Instructions to follow: Find how many lines of the listing below include the word "JSON", then report the number by itself.

Extracted records:
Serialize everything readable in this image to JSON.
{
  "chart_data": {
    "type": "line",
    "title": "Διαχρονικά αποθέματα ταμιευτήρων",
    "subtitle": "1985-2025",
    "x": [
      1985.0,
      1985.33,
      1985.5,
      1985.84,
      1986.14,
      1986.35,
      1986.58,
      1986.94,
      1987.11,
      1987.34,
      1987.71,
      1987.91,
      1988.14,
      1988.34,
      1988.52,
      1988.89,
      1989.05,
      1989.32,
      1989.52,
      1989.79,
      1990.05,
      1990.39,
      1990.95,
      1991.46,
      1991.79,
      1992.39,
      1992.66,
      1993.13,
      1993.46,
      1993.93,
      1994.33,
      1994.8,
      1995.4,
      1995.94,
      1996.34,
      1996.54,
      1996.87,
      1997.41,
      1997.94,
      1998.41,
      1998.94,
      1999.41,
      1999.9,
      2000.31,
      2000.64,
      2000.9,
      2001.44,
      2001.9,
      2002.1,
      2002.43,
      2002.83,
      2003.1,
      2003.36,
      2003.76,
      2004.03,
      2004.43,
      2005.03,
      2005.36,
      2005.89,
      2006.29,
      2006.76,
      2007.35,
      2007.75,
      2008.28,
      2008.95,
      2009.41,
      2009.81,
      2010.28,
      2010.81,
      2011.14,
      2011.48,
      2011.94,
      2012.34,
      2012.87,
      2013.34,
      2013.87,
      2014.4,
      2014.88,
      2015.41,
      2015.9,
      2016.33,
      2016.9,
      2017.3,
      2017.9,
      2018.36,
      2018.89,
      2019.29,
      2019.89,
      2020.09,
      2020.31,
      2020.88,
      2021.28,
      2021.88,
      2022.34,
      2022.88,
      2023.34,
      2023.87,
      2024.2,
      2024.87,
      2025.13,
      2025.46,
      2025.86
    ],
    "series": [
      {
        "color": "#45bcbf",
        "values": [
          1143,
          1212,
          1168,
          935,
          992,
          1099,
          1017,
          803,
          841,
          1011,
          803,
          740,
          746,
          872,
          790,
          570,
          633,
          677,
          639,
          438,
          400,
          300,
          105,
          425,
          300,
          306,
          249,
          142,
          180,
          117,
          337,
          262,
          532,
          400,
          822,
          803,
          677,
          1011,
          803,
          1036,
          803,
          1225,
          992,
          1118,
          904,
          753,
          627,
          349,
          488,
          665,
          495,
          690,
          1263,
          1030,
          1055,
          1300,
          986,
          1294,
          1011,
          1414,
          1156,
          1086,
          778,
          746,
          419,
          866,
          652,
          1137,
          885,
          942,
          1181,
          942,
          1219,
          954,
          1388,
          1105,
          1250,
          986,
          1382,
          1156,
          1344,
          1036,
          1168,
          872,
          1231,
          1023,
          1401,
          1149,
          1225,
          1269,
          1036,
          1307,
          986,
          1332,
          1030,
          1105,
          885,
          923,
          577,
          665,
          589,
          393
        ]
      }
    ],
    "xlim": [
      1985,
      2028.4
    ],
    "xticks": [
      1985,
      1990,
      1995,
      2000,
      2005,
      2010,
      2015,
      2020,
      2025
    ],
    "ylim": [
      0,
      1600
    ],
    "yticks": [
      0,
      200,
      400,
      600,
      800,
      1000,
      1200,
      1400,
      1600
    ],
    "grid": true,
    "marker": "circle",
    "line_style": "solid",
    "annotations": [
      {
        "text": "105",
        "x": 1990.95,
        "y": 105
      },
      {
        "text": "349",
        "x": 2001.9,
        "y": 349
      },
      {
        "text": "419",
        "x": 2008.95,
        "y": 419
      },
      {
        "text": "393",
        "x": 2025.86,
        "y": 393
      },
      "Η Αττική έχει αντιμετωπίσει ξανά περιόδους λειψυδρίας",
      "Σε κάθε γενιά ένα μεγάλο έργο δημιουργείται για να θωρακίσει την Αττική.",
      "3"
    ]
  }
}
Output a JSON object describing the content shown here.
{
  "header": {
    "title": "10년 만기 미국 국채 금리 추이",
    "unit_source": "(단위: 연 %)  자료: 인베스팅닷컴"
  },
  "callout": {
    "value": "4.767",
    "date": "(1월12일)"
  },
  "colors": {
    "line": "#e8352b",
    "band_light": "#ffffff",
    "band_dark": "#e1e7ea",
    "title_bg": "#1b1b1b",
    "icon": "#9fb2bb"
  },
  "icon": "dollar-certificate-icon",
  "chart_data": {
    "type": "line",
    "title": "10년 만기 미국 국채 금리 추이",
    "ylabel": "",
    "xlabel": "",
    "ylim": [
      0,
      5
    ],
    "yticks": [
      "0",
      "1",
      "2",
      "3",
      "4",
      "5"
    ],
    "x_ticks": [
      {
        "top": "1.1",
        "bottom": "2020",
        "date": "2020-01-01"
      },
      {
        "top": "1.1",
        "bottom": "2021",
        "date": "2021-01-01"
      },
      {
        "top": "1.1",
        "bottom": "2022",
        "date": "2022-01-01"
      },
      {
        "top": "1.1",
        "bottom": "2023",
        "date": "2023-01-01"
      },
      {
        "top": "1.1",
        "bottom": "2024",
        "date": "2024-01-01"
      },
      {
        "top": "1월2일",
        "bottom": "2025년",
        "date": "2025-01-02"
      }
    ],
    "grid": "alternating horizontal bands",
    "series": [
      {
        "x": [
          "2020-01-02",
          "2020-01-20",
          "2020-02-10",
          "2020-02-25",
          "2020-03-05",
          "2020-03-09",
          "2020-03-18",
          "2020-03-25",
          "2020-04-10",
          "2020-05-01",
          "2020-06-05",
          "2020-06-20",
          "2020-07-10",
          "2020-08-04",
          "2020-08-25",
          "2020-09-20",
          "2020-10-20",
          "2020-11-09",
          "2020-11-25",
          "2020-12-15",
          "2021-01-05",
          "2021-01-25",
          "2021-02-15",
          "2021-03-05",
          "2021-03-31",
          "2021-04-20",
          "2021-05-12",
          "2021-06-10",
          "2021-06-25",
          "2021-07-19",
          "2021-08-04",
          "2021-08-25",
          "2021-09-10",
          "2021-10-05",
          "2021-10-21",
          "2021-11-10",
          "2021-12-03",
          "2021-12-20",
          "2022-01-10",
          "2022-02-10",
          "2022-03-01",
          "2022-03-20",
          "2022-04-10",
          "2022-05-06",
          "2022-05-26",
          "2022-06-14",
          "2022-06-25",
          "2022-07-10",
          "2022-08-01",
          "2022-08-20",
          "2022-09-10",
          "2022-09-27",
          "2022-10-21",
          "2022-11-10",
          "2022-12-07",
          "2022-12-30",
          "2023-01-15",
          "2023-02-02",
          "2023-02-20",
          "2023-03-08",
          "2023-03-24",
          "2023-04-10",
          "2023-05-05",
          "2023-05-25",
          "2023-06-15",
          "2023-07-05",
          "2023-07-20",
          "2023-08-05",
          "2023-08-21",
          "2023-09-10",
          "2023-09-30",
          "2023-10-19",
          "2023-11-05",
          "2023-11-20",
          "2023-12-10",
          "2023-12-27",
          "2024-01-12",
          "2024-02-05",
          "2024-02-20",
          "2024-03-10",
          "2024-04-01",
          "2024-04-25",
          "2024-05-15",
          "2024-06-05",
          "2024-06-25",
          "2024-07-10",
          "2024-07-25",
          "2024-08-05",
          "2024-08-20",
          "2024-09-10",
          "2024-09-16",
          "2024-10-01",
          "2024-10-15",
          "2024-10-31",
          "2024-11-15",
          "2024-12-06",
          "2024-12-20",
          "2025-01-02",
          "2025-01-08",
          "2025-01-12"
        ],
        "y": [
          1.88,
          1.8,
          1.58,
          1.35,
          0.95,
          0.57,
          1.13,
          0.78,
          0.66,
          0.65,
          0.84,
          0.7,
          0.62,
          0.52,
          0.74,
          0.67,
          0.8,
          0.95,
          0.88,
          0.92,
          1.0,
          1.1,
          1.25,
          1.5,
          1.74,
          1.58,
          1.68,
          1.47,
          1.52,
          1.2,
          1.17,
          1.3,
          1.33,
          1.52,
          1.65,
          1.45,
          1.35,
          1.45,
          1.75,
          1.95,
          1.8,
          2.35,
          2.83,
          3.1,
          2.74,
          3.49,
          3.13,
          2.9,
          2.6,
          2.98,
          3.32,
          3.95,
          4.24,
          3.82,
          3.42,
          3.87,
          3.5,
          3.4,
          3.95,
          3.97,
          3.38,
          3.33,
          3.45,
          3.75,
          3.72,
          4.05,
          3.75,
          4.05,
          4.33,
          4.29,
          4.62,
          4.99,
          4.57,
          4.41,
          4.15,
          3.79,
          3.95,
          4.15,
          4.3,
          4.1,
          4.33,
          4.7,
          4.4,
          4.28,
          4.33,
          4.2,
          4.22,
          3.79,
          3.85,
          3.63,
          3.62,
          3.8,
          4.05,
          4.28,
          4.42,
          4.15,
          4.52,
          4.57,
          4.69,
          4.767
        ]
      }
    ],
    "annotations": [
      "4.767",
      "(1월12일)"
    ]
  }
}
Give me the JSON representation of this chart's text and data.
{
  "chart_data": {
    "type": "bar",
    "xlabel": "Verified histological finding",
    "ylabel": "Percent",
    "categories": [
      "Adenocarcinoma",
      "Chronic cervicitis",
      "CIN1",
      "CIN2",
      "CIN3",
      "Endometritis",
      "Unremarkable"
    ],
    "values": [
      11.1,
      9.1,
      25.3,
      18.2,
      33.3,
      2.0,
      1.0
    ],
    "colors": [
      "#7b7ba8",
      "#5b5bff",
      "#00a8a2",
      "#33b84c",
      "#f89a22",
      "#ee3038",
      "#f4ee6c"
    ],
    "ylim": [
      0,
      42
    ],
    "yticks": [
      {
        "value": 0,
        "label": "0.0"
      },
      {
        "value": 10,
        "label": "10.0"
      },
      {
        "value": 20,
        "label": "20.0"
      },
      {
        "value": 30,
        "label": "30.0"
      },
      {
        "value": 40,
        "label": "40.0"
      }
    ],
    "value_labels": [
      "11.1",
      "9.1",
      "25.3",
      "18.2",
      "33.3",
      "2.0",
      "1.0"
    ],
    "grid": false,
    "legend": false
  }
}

Correct result: 3